Task objective
Write out the records that appear below, verbatim and complete, but without pictures.

-- START OF Exercise data --

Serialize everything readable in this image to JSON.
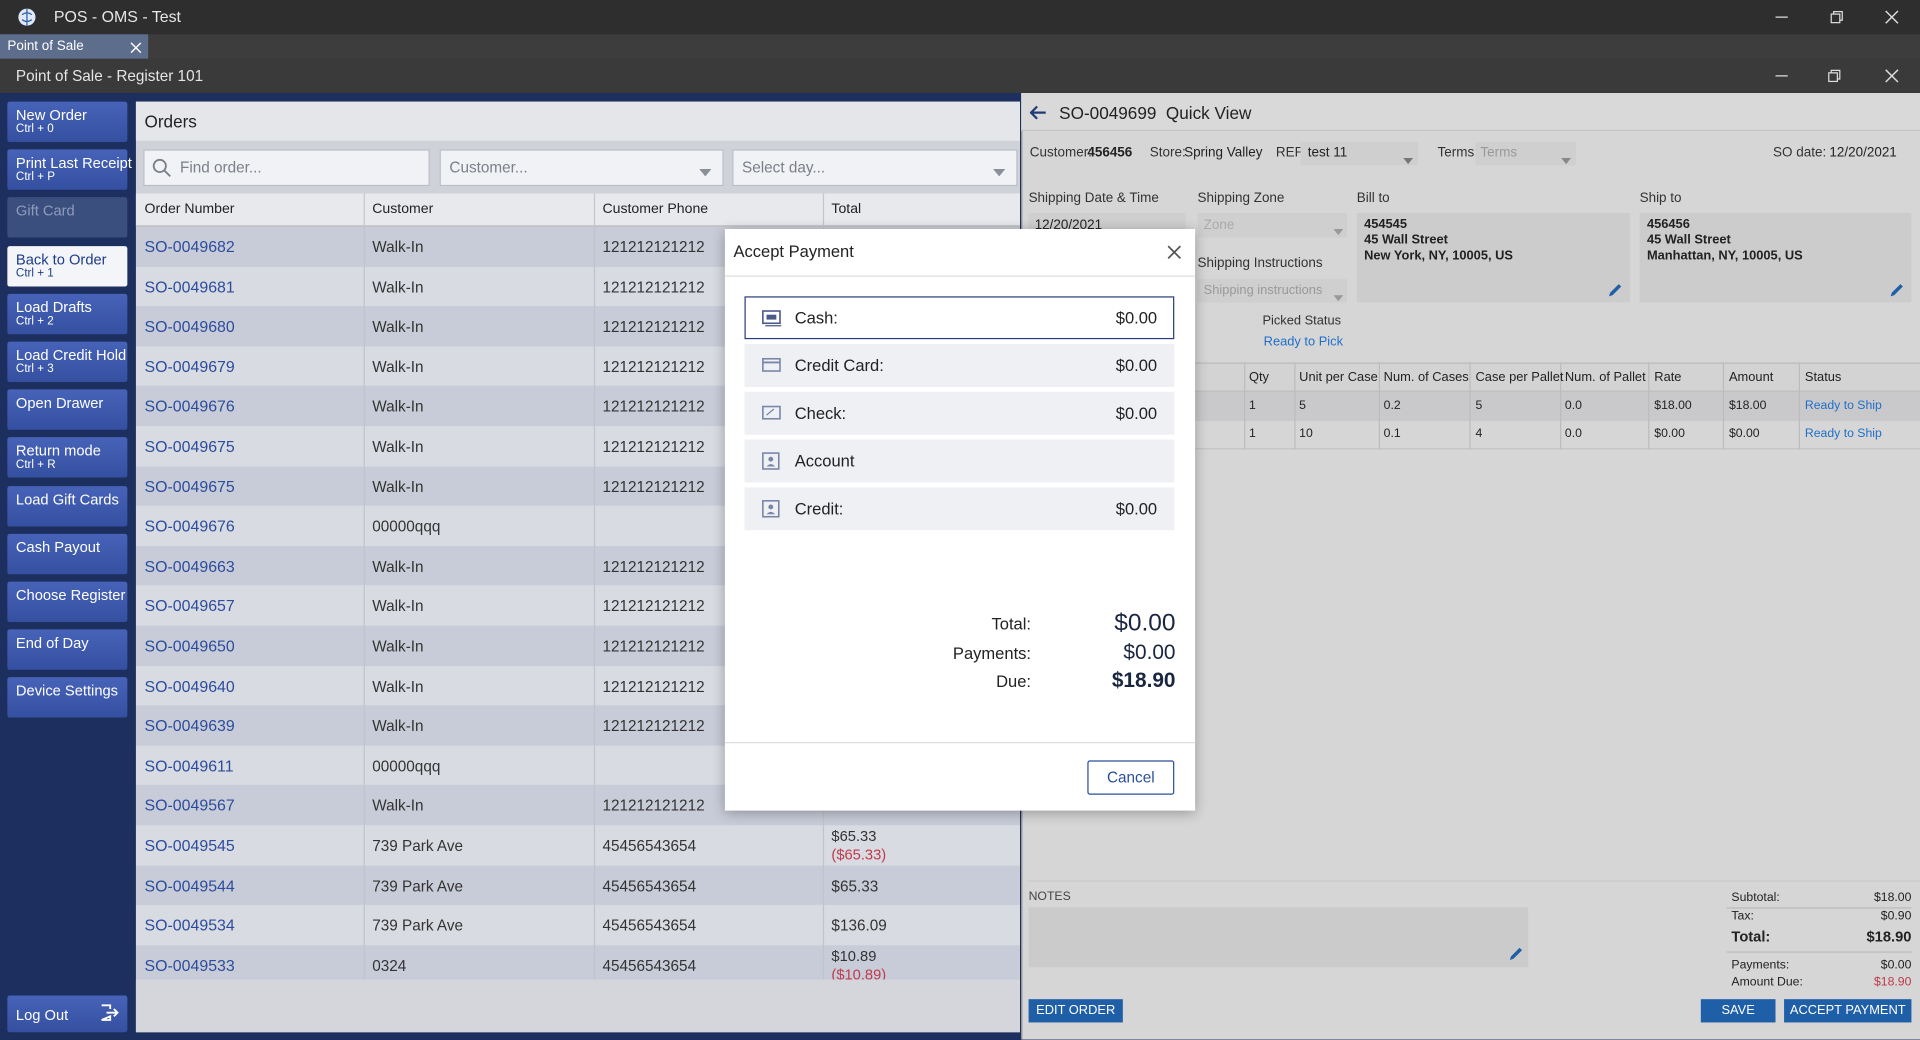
{
  "window": {
    "title": "POS - OMS - Test"
  },
  "tab": {
    "label": "Point of Sale"
  },
  "header": {
    "title": "Point of Sale - Register 101"
  },
  "sidebar": {
    "buttons": [
      {
        "label": "New Order",
        "shortcut": "Ctrl + 0"
      },
      {
        "label": "Print Last Receipt",
        "shortcut": "Ctrl + P"
      },
      {
        "label": "Gift Card"
      },
      {
        "label": "Back to Order",
        "shortcut": "Ctrl + 1"
      },
      {
        "label": "Load Drafts",
        "shortcut": "Ctrl + 2"
      },
      {
        "label": "Load Credit Hold",
        "shortcut": "Ctrl + 3"
      },
      {
        "label": "Open Drawer"
      },
      {
        "label": "Return mode",
        "shortcut": "Ctrl + R"
      },
      {
        "label": "Load Gift Cards"
      },
      {
        "label": "Cash Payout"
      },
      {
        "label": "Choose Register"
      },
      {
        "label": "End of Day"
      },
      {
        "label": "Device Settings"
      }
    ],
    "logout": "Log Out"
  },
  "orders": {
    "title": "Orders",
    "search": {
      "order": "Find order...",
      "customer": "Customer...",
      "day": "Select day..."
    },
    "columns": [
      "Order Number",
      "Customer",
      "Customer Phone",
      "Total"
    ],
    "rows": [
      {
        "order": "SO-0049682",
        "customer": "Walk-In",
        "phone": "121212121212"
      },
      {
        "order": "SO-0049681",
        "customer": "Walk-In",
        "phone": "121212121212"
      },
      {
        "order": "SO-0049680",
        "customer": "Walk-In",
        "phone": "121212121212"
      },
      {
        "order": "SO-0049679",
        "customer": "Walk-In",
        "phone": "121212121212"
      },
      {
        "order": "SO-0049676",
        "customer": "Walk-In",
        "phone": "121212121212"
      },
      {
        "order": "SO-0049675",
        "customer": "Walk-In",
        "phone": "121212121212"
      },
      {
        "order": "SO-0049675",
        "customer": "Walk-In",
        "phone": "121212121212"
      },
      {
        "order": "SO-0049676",
        "customer": "00000qqq"
      },
      {
        "order": "SO-0049663",
        "customer": "Walk-In",
        "phone": "121212121212"
      },
      {
        "order": "SO-0049657",
        "customer": "Walk-In",
        "phone": "121212121212"
      },
      {
        "order": "SO-0049650",
        "customer": "Walk-In",
        "phone": "121212121212"
      },
      {
        "order": "SO-0049640",
        "customer": "Walk-In",
        "phone": "121212121212"
      },
      {
        "order": "SO-0049639",
        "customer": "Walk-In",
        "phone": "121212121212"
      },
      {
        "order": "SO-0049611",
        "customer": "00000qqq"
      },
      {
        "order": "SO-0049567",
        "customer": "Walk-In",
        "phone": "121212121212"
      },
      {
        "order": "SO-0049545",
        "customer": "739 Park Ave",
        "phone": "45456543654",
        "total": "$65.33",
        "refund": "($65.33)"
      },
      {
        "order": "SO-0049544",
        "customer": "739 Park Ave",
        "phone": "45456543654",
        "total": "$65.33"
      },
      {
        "order": "SO-0049534",
        "customer": "739 Park Ave",
        "phone": "45456543654",
        "total": "$136.09"
      },
      {
        "order": "SO-0049533",
        "customer": "0324",
        "phone": "45456543654",
        "total": "$10.89",
        "refund": "($10.89)"
      }
    ]
  },
  "quick_view": {
    "title": "SO-0049699  Quick View",
    "customer": {
      "label": "Customer:",
      "value": "456456"
    },
    "store": {
      "label": "Store:",
      "value": "Spring Valley"
    },
    "rep": {
      "label": "REP:",
      "value": "test 11"
    },
    "terms": {
      "label": "Terms:",
      "value": "Terms"
    },
    "so_date": {
      "label": "SO date:",
      "value": "12/20/2021"
    },
    "shipping_date": {
      "label": "Shipping Date & Time",
      "value": "12/20/2021"
    },
    "shipping_zone": {
      "label": "Shipping Zone",
      "value": "Zone"
    },
    "shipping_instructions": {
      "label": "Shipping Instructions",
      "value": "Shipping instructions"
    },
    "bill_to": {
      "label": "Bill to",
      "lines": [
        "454545",
        "45 Wall Street",
        "New York, NY, 10005, US"
      ]
    },
    "ship_to": {
      "label": "Ship to",
      "lines": [
        "456456",
        "45 Wall Street",
        "Manhattan, NY, 10005, US"
      ]
    },
    "picked_status": {
      "label": "Picked Status",
      "value": "Ready to Pick"
    },
    "items": {
      "columns": [
        "Qty",
        "Unit per Case",
        "Num. of Cases",
        "Case per Pallet",
        "Num. of Pallet",
        "Rate",
        "Amount",
        "Status"
      ],
      "rows": [
        [
          "1",
          "5",
          "0.2",
          "5",
          "0.0",
          "$18.00",
          "$18.00",
          "Ready to Ship"
        ],
        [
          "1",
          "10",
          "0.1",
          "4",
          "0.0",
          "$0.00",
          "$0.00",
          "Ready to Ship"
        ]
      ]
    },
    "notes": {
      "label": "NOTES"
    },
    "totals": [
      {
        "label": "Subtotal:",
        "value": "$18.00"
      },
      {
        "label": "Tax:",
        "value": "$0.90"
      },
      {
        "label": "Total:",
        "value": "$18.90"
      },
      {
        "label": "Payments:",
        "value": "$0.00"
      },
      {
        "label": "Amount Due:",
        "value": "$18.90"
      }
    ],
    "buttons": {
      "edit": "EDIT ORDER",
      "save": "SAVE",
      "accept": "ACCEPT PAYMENT"
    }
  },
  "payment_dialog": {
    "title": "Accept Payment",
    "methods": [
      {
        "label": "Cash:",
        "amount": "$0.00"
      },
      {
        "label": "Credit Card:",
        "amount": "$0.00"
      },
      {
        "label": "Check:",
        "amount": "$0.00"
      },
      {
        "label": "Account"
      },
      {
        "label": "Credit:",
        "amount": "$0.00"
      }
    ],
    "summary": [
      {
        "label": "Total:",
        "value": "$0.00"
      },
      {
        "label": "Payments:",
        "value": "$0.00"
      },
      {
        "label": "Due:",
        "value": "$18.90"
      }
    ],
    "cancel": "Cancel"
  }
}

-- END OF Exercise data --

Final result
Serialize everything readable in this image to JSON.
{
  "window": {
    "title": "POS - OMS - Test"
  },
  "tab": {
    "label": "Point of Sale"
  },
  "header": {
    "title": "Point of Sale - Register 101"
  },
  "sidebar": {
    "buttons": [
      {
        "label": "New Order",
        "shortcut": "Ctrl + 0"
      },
      {
        "label": "Print Last Receipt",
        "shortcut": "Ctrl + P"
      },
      {
        "label": "Gift Card"
      },
      {
        "label": "Back to Order",
        "shortcut": "Ctrl + 1"
      },
      {
        "label": "Load Drafts",
        "shortcut": "Ctrl + 2"
      },
      {
        "label": "Load Credit Hold",
        "shortcut": "Ctrl + 3"
      },
      {
        "label": "Open Drawer"
      },
      {
        "label": "Return mode",
        "shortcut": "Ctrl + R"
      },
      {
        "label": "Load Gift Cards"
      },
      {
        "label": "Cash Payout"
      },
      {
        "label": "Choose Register"
      },
      {
        "label": "End of Day"
      },
      {
        "label": "Device Settings"
      }
    ],
    "logout": "Log Out"
  },
  "orders": {
    "title": "Orders",
    "search": {
      "order": "Find order...",
      "customer": "Customer...",
      "day": "Select day..."
    },
    "columns": [
      "Order Number",
      "Customer",
      "Customer Phone",
      "Total"
    ],
    "rows": [
      {
        "order": "SO-0049682",
        "customer": "Walk-In",
        "phone": "121212121212"
      },
      {
        "order": "SO-0049681",
        "customer": "Walk-In",
        "phone": "121212121212"
      },
      {
        "order": "SO-0049680",
        "customer": "Walk-In",
        "phone": "121212121212"
      },
      {
        "order": "SO-0049679",
        "customer": "Walk-In",
        "phone": "121212121212"
      },
      {
        "order": "SO-0049676",
        "customer": "Walk-In",
        "phone": "121212121212"
      },
      {
        "order": "SO-0049675",
        "customer": "Walk-In",
        "phone": "121212121212"
      },
      {
        "order": "SO-0049675",
        "customer": "Walk-In",
        "phone": "121212121212"
      },
      {
        "order": "SO-0049676",
        "customer": "00000qqq"
      },
      {
        "order": "SO-0049663",
        "customer": "Walk-In",
        "phone": "121212121212"
      },
      {
        "order": "SO-0049657",
        "customer": "Walk-In",
        "phone": "121212121212"
      },
      {
        "order": "SO-0049650",
        "customer": "Walk-In",
        "phone": "121212121212"
      },
      {
        "order": "SO-0049640",
        "customer": "Walk-In",
        "phone": "121212121212"
      },
      {
        "order": "SO-0049639",
        "customer": "Walk-In",
        "phone": "121212121212"
      },
      {
        "order": "SO-0049611",
        "customer": "00000qqq"
      },
      {
        "order": "SO-0049567",
        "customer": "Walk-In",
        "phone": "121212121212"
      },
      {
        "order": "SO-0049545",
        "customer": "739 Park Ave",
        "phone": "45456543654",
        "total": "$65.33",
        "refund": "($65.33)"
      },
      {
        "order": "SO-0049544",
        "customer": "739 Park Ave",
        "phone": "45456543654",
        "total": "$65.33"
      },
      {
        "order": "SO-0049534",
        "customer": "739 Park Ave",
        "phone": "45456543654",
        "total": "$136.09"
      },
      {
        "order": "SO-0049533",
        "customer": "0324",
        "phone": "45456543654",
        "total": "$10.89",
        "refund": "($10.89)"
      }
    ]
  },
  "quick_view": {
    "title": "SO-0049699  Quick View",
    "customer": {
      "label": "Customer:",
      "value": "456456"
    },
    "store": {
      "label": "Store:",
      "value": "Spring Valley"
    },
    "rep": {
      "label": "REP:",
      "value": "test 11"
    },
    "terms": {
      "label": "Terms:",
      "value": "Terms"
    },
    "so_date": {
      "label": "SO date:",
      "value": "12/20/2021"
    },
    "shipping_date": {
      "label": "Shipping Date & Time",
      "value": "12/20/2021"
    },
    "shipping_zone": {
      "label": "Shipping Zone",
      "value": "Zone"
    },
    "shipping_instructions": {
      "label": "Shipping Instructions",
      "value": "Shipping instructions"
    },
    "bill_to": {
      "label": "Bill to",
      "lines": [
        "454545",
        "45 Wall Street",
        "New York, NY, 10005, US"
      ]
    },
    "ship_to": {
      "label": "Ship to",
      "lines": [
        "456456",
        "45 Wall Street",
        "Manhattan, NY, 10005, US"
      ]
    },
    "picked_status": {
      "label": "Picked Status",
      "value": "Ready to Pick"
    },
    "items": {
      "columns": [
        "Qty",
        "Unit per Case",
        "Num. of Cases",
        "Case per Pallet",
        "Num. of Pallet",
        "Rate",
        "Amount",
        "Status"
      ],
      "rows": [
        [
          "1",
          "5",
          "0.2",
          "5",
          "0.0",
          "$18.00",
          "$18.00",
          "Ready to Ship"
        ],
        [
          "1",
          "10",
          "0.1",
          "4",
          "0.0",
          "$0.00",
          "$0.00",
          "Ready to Ship"
        ]
      ]
    },
    "notes": {
      "label": "NOTES"
    },
    "totals": [
      {
        "label": "Subtotal:",
        "value": "$18.00"
      },
      {
        "label": "Tax:",
        "value": "$0.90"
      },
      {
        "label": "Total:",
        "value": "$18.90"
      },
      {
        "label": "Payments:",
        "value": "$0.00"
      },
      {
        "label": "Amount Due:",
        "value": "$18.90"
      }
    ],
    "buttons": {
      "edit": "EDIT ORDER",
      "save": "SAVE",
      "accept": "ACCEPT PAYMENT"
    }
  },
  "payment_dialog": {
    "title": "Accept Payment",
    "methods": [
      {
        "label": "Cash:",
        "amount": "$0.00"
      },
      {
        "label": "Credit Card:",
        "amount": "$0.00"
      },
      {
        "label": "Check:",
        "amount": "$0.00"
      },
      {
        "label": "Account"
      },
      {
        "label": "Credit:",
        "amount": "$0.00"
      }
    ],
    "summary": [
      {
        "label": "Total:",
        "value": "$0.00"
      },
      {
        "label": "Payments:",
        "value": "$0.00"
      },
      {
        "label": "Due:",
        "value": "$18.90"
      }
    ],
    "cancel": "Cancel"
  }
}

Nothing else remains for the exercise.